- **Exercise aim**
Print out the entries below with no edits.
____
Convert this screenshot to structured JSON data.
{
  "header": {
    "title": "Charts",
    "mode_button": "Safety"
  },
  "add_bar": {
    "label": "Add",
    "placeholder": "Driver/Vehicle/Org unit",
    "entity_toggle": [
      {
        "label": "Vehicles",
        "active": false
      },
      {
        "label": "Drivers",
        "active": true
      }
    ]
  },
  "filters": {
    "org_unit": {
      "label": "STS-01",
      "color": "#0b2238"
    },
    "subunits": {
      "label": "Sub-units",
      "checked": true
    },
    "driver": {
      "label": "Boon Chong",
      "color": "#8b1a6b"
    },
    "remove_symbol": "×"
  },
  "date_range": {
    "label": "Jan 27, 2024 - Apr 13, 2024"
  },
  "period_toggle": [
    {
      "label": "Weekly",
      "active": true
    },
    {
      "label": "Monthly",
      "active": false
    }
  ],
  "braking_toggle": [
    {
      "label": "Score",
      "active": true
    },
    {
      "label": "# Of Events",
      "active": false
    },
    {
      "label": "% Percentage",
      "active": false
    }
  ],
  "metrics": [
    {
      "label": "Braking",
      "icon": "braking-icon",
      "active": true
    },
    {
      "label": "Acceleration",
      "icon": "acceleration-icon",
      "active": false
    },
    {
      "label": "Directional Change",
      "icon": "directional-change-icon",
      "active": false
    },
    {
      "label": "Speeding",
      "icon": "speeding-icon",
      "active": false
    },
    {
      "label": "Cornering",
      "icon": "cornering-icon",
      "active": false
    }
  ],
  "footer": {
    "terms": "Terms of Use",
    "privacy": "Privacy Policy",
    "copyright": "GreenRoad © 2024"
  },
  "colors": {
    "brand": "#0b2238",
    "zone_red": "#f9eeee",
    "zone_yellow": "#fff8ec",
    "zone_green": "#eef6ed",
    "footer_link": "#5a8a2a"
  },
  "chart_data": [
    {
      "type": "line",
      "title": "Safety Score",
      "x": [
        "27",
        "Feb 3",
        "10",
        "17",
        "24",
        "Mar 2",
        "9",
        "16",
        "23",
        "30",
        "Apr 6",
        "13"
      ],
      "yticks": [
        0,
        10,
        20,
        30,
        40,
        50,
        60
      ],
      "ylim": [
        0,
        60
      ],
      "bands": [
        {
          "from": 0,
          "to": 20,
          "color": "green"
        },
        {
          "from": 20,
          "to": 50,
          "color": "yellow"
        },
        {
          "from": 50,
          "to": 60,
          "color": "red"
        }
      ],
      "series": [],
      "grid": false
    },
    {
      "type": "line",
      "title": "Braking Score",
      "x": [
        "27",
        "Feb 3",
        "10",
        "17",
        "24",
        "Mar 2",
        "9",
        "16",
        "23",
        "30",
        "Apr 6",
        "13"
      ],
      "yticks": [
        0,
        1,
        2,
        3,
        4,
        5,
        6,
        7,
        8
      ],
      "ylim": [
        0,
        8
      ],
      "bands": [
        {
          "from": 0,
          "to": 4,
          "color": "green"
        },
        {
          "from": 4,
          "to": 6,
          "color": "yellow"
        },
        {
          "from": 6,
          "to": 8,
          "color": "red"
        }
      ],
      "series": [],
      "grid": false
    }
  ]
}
____
- **Worked solution**
Convert this screenshot to structured JSON data.
{
  "header": {
    "title": "Charts",
    "mode_button": "Safety"
  },
  "add_bar": {
    "label": "Add",
    "placeholder": "Driver/Vehicle/Org unit",
    "entity_toggle": [
      {
        "label": "Vehicles",
        "active": false
      },
      {
        "label": "Drivers",
        "active": true
      }
    ]
  },
  "filters": {
    "org_unit": {
      "label": "STS-01",
      "color": "#0b2238"
    },
    "subunits": {
      "label": "Sub-units",
      "checked": true
    },
    "driver": {
      "label": "Boon Chong",
      "color": "#8b1a6b"
    },
    "remove_symbol": "×"
  },
  "date_range": {
    "label": "Jan 27, 2024 - Apr 13, 2024"
  },
  "period_toggle": [
    {
      "label": "Weekly",
      "active": true
    },
    {
      "label": "Monthly",
      "active": false
    }
  ],
  "braking_toggle": [
    {
      "label": "Score",
      "active": true
    },
    {
      "label": "# Of Events",
      "active": false
    },
    {
      "label": "% Percentage",
      "active": false
    }
  ],
  "metrics": [
    {
      "label": "Braking",
      "icon": "braking-icon",
      "active": true
    },
    {
      "label": "Acceleration",
      "icon": "acceleration-icon",
      "active": false
    },
    {
      "label": "Directional Change",
      "icon": "directional-change-icon",
      "active": false
    },
    {
      "label": "Speeding",
      "icon": "speeding-icon",
      "active": false
    },
    {
      "label": "Cornering",
      "icon": "cornering-icon",
      "active": false
    }
  ],
  "footer": {
    "terms": "Terms of Use",
    "privacy": "Privacy Policy",
    "copyright": "GreenRoad © 2024"
  },
  "colors": {
    "brand": "#0b2238",
    "zone_red": "#f9eeee",
    "zone_yellow": "#fff8ec",
    "zone_green": "#eef6ed",
    "footer_link": "#5a8a2a"
  },
  "chart_data": [
    {
      "type": "line",
      "title": "Safety Score",
      "x": [
        "27",
        "Feb 3",
        "10",
        "17",
        "24",
        "Mar 2",
        "9",
        "16",
        "23",
        "30",
        "Apr 6",
        "13"
      ],
      "yticks": [
        0,
        10,
        20,
        30,
        40,
        50,
        60
      ],
      "ylim": [
        0,
        60
      ],
      "bands": [
        {
          "from": 0,
          "to": 20,
          "color": "green"
        },
        {
          "from": 20,
          "to": 50,
          "color": "yellow"
        },
        {
          "from": 50,
          "to": 60,
          "color": "red"
        }
      ],
      "series": [],
      "grid": false
    },
    {
      "type": "line",
      "title": "Braking Score",
      "x": [
        "27",
        "Feb 3",
        "10",
        "17",
        "24",
        "Mar 2",
        "9",
        "16",
        "23",
        "30",
        "Apr 6",
        "13"
      ],
      "yticks": [
        0,
        1,
        2,
        3,
        4,
        5,
        6,
        7,
        8
      ],
      "ylim": [
        0,
        8
      ],
      "bands": [
        {
          "from": 0,
          "to": 4,
          "color": "green"
        },
        {
          "from": 4,
          "to": 6,
          "color": "yellow"
        },
        {
          "from": 6,
          "to": 8,
          "color": "red"
        }
      ],
      "series": [],
      "grid": false
    }
  ]
}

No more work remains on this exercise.